Task → Write out all of the entries that follow, word for word, but skip the pictures.

─── Data supplied ───

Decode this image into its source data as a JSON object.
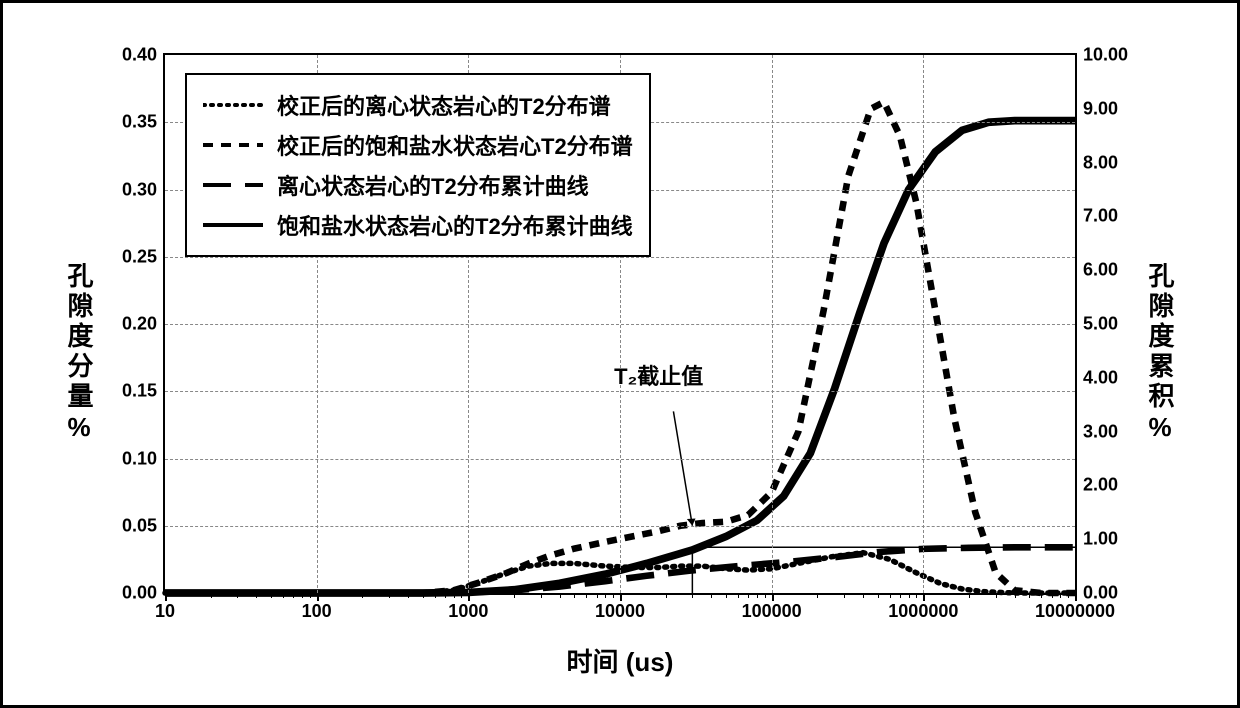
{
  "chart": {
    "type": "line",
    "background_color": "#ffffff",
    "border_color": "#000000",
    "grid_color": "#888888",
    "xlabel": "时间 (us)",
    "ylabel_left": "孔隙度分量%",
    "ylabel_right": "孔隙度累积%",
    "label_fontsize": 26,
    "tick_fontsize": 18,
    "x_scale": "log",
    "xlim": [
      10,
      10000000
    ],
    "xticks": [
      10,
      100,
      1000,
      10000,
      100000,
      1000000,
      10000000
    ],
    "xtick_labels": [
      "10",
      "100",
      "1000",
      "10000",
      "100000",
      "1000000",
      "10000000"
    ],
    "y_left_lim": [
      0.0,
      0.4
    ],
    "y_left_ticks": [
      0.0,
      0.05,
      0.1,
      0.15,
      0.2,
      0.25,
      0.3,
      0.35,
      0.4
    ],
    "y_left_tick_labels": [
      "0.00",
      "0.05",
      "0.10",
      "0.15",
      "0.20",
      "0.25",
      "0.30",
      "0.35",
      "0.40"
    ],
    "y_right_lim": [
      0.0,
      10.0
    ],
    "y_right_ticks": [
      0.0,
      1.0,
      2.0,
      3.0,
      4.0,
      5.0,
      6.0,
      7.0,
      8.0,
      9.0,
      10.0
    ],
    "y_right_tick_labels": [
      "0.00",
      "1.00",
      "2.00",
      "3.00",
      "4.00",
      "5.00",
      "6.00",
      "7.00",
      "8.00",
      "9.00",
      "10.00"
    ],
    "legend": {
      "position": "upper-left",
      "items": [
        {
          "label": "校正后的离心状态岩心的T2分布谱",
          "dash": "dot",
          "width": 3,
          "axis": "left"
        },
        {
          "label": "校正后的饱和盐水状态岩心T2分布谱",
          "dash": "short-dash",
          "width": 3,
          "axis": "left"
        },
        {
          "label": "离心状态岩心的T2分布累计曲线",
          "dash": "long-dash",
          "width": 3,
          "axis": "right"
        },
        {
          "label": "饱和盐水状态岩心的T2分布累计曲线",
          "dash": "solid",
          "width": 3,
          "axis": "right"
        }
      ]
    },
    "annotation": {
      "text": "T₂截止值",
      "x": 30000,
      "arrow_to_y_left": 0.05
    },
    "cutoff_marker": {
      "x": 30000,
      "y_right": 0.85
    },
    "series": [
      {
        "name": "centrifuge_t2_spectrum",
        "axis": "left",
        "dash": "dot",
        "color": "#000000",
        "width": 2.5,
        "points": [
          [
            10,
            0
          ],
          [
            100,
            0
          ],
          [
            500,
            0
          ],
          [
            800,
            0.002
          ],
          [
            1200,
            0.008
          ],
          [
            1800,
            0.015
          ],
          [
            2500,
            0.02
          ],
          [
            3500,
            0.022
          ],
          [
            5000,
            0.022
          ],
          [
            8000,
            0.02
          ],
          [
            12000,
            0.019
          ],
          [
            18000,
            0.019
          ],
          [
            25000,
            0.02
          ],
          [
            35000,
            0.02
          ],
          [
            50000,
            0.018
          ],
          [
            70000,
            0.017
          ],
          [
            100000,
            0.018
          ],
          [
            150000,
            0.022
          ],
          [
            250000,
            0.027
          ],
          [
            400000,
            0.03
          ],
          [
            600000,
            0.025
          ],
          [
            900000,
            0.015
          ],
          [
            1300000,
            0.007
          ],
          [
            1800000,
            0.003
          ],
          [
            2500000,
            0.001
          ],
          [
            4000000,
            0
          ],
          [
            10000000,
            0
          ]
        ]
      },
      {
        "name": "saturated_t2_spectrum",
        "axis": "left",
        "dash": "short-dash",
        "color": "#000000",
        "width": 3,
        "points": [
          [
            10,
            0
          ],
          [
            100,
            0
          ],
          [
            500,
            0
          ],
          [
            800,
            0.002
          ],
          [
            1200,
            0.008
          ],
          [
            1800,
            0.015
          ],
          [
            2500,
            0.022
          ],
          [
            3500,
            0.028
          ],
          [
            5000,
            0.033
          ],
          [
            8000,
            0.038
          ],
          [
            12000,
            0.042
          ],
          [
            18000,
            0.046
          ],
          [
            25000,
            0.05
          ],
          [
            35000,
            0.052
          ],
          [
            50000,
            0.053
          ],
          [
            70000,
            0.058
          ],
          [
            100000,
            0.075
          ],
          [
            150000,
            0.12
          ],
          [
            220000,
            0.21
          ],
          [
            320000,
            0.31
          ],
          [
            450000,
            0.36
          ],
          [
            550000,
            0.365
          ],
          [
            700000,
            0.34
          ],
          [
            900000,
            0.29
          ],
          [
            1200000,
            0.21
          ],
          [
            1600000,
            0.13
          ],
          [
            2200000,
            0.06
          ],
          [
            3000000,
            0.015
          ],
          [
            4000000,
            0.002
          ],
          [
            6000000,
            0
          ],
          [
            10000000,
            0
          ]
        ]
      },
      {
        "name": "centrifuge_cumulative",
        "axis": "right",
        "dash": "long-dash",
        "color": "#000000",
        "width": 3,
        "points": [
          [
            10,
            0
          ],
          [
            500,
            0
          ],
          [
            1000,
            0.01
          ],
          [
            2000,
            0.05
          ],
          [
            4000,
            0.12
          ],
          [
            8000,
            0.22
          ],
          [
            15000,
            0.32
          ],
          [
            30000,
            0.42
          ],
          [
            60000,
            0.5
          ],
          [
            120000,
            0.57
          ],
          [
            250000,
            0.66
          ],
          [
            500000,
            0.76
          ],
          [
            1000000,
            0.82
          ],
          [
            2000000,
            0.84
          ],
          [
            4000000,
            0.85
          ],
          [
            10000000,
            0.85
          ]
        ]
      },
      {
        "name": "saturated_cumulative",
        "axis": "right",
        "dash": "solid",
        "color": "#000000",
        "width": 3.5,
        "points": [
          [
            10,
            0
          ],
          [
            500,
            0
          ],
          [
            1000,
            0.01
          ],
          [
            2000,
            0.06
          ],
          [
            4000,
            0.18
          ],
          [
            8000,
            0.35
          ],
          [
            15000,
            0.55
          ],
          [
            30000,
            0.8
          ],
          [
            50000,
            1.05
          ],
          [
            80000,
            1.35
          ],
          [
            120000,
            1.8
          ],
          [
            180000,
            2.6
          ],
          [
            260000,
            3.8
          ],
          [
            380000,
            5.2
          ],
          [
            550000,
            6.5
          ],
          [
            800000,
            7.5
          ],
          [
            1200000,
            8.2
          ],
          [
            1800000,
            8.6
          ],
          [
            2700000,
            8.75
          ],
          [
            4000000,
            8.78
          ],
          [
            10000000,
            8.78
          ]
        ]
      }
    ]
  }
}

───

The solution →
Decode this image into its source data as a JSON object.
{
  "chart": {
    "type": "line",
    "background_color": "#ffffff",
    "border_color": "#000000",
    "grid_color": "#888888",
    "xlabel": "时间 (us)",
    "ylabel_left": "孔隙度分量%",
    "ylabel_right": "孔隙度累积%",
    "label_fontsize": 26,
    "tick_fontsize": 18,
    "x_scale": "log",
    "xlim": [
      10,
      10000000
    ],
    "xticks": [
      10,
      100,
      1000,
      10000,
      100000,
      1000000,
      10000000
    ],
    "xtick_labels": [
      "10",
      "100",
      "1000",
      "10000",
      "100000",
      "1000000",
      "10000000"
    ],
    "y_left_lim": [
      0.0,
      0.4
    ],
    "y_left_ticks": [
      0.0,
      0.05,
      0.1,
      0.15,
      0.2,
      0.25,
      0.3,
      0.35,
      0.4
    ],
    "y_left_tick_labels": [
      "0.00",
      "0.05",
      "0.10",
      "0.15",
      "0.20",
      "0.25",
      "0.30",
      "0.35",
      "0.40"
    ],
    "y_right_lim": [
      0.0,
      10.0
    ],
    "y_right_ticks": [
      0.0,
      1.0,
      2.0,
      3.0,
      4.0,
      5.0,
      6.0,
      7.0,
      8.0,
      9.0,
      10.0
    ],
    "y_right_tick_labels": [
      "0.00",
      "1.00",
      "2.00",
      "3.00",
      "4.00",
      "5.00",
      "6.00",
      "7.00",
      "8.00",
      "9.00",
      "10.00"
    ],
    "legend": {
      "position": "upper-left",
      "items": [
        {
          "label": "校正后的离心状态岩心的T2分布谱",
          "dash": "dot",
          "width": 3,
          "axis": "left"
        },
        {
          "label": "校正后的饱和盐水状态岩心T2分布谱",
          "dash": "short-dash",
          "width": 3,
          "axis": "left"
        },
        {
          "label": "离心状态岩心的T2分布累计曲线",
          "dash": "long-dash",
          "width": 3,
          "axis": "right"
        },
        {
          "label": "饱和盐水状态岩心的T2分布累计曲线",
          "dash": "solid",
          "width": 3,
          "axis": "right"
        }
      ]
    },
    "annotation": {
      "text": "T₂截止值",
      "x": 30000,
      "arrow_to_y_left": 0.05
    },
    "cutoff_marker": {
      "x": 30000,
      "y_right": 0.85
    },
    "series": [
      {
        "name": "centrifuge_t2_spectrum",
        "axis": "left",
        "dash": "dot",
        "color": "#000000",
        "width": 2.5,
        "points": [
          [
            10,
            0
          ],
          [
            100,
            0
          ],
          [
            500,
            0
          ],
          [
            800,
            0.002
          ],
          [
            1200,
            0.008
          ],
          [
            1800,
            0.015
          ],
          [
            2500,
            0.02
          ],
          [
            3500,
            0.022
          ],
          [
            5000,
            0.022
          ],
          [
            8000,
            0.02
          ],
          [
            12000,
            0.019
          ],
          [
            18000,
            0.019
          ],
          [
            25000,
            0.02
          ],
          [
            35000,
            0.02
          ],
          [
            50000,
            0.018
          ],
          [
            70000,
            0.017
          ],
          [
            100000,
            0.018
          ],
          [
            150000,
            0.022
          ],
          [
            250000,
            0.027
          ],
          [
            400000,
            0.03
          ],
          [
            600000,
            0.025
          ],
          [
            900000,
            0.015
          ],
          [
            1300000,
            0.007
          ],
          [
            1800000,
            0.003
          ],
          [
            2500000,
            0.001
          ],
          [
            4000000,
            0
          ],
          [
            10000000,
            0
          ]
        ]
      },
      {
        "name": "saturated_t2_spectrum",
        "axis": "left",
        "dash": "short-dash",
        "color": "#000000",
        "width": 3,
        "points": [
          [
            10,
            0
          ],
          [
            100,
            0
          ],
          [
            500,
            0
          ],
          [
            800,
            0.002
          ],
          [
            1200,
            0.008
          ],
          [
            1800,
            0.015
          ],
          [
            2500,
            0.022
          ],
          [
            3500,
            0.028
          ],
          [
            5000,
            0.033
          ],
          [
            8000,
            0.038
          ],
          [
            12000,
            0.042
          ],
          [
            18000,
            0.046
          ],
          [
            25000,
            0.05
          ],
          [
            35000,
            0.052
          ],
          [
            50000,
            0.053
          ],
          [
            70000,
            0.058
          ],
          [
            100000,
            0.075
          ],
          [
            150000,
            0.12
          ],
          [
            220000,
            0.21
          ],
          [
            320000,
            0.31
          ],
          [
            450000,
            0.36
          ],
          [
            550000,
            0.365
          ],
          [
            700000,
            0.34
          ],
          [
            900000,
            0.29
          ],
          [
            1200000,
            0.21
          ],
          [
            1600000,
            0.13
          ],
          [
            2200000,
            0.06
          ],
          [
            3000000,
            0.015
          ],
          [
            4000000,
            0.002
          ],
          [
            6000000,
            0
          ],
          [
            10000000,
            0
          ]
        ]
      },
      {
        "name": "centrifuge_cumulative",
        "axis": "right",
        "dash": "long-dash",
        "color": "#000000",
        "width": 3,
        "points": [
          [
            10,
            0
          ],
          [
            500,
            0
          ],
          [
            1000,
            0.01
          ],
          [
            2000,
            0.05
          ],
          [
            4000,
            0.12
          ],
          [
            8000,
            0.22
          ],
          [
            15000,
            0.32
          ],
          [
            30000,
            0.42
          ],
          [
            60000,
            0.5
          ],
          [
            120000,
            0.57
          ],
          [
            250000,
            0.66
          ],
          [
            500000,
            0.76
          ],
          [
            1000000,
            0.82
          ],
          [
            2000000,
            0.84
          ],
          [
            4000000,
            0.85
          ],
          [
            10000000,
            0.85
          ]
        ]
      },
      {
        "name": "saturated_cumulative",
        "axis": "right",
        "dash": "solid",
        "color": "#000000",
        "width": 3.5,
        "points": [
          [
            10,
            0
          ],
          [
            500,
            0
          ],
          [
            1000,
            0.01
          ],
          [
            2000,
            0.06
          ],
          [
            4000,
            0.18
          ],
          [
            8000,
            0.35
          ],
          [
            15000,
            0.55
          ],
          [
            30000,
            0.8
          ],
          [
            50000,
            1.05
          ],
          [
            80000,
            1.35
          ],
          [
            120000,
            1.8
          ],
          [
            180000,
            2.6
          ],
          [
            260000,
            3.8
          ],
          [
            380000,
            5.2
          ],
          [
            550000,
            6.5
          ],
          [
            800000,
            7.5
          ],
          [
            1200000,
            8.2
          ],
          [
            1800000,
            8.6
          ],
          [
            2700000,
            8.75
          ],
          [
            4000000,
            8.78
          ],
          [
            10000000,
            8.78
          ]
        ]
      }
    ]
  }
}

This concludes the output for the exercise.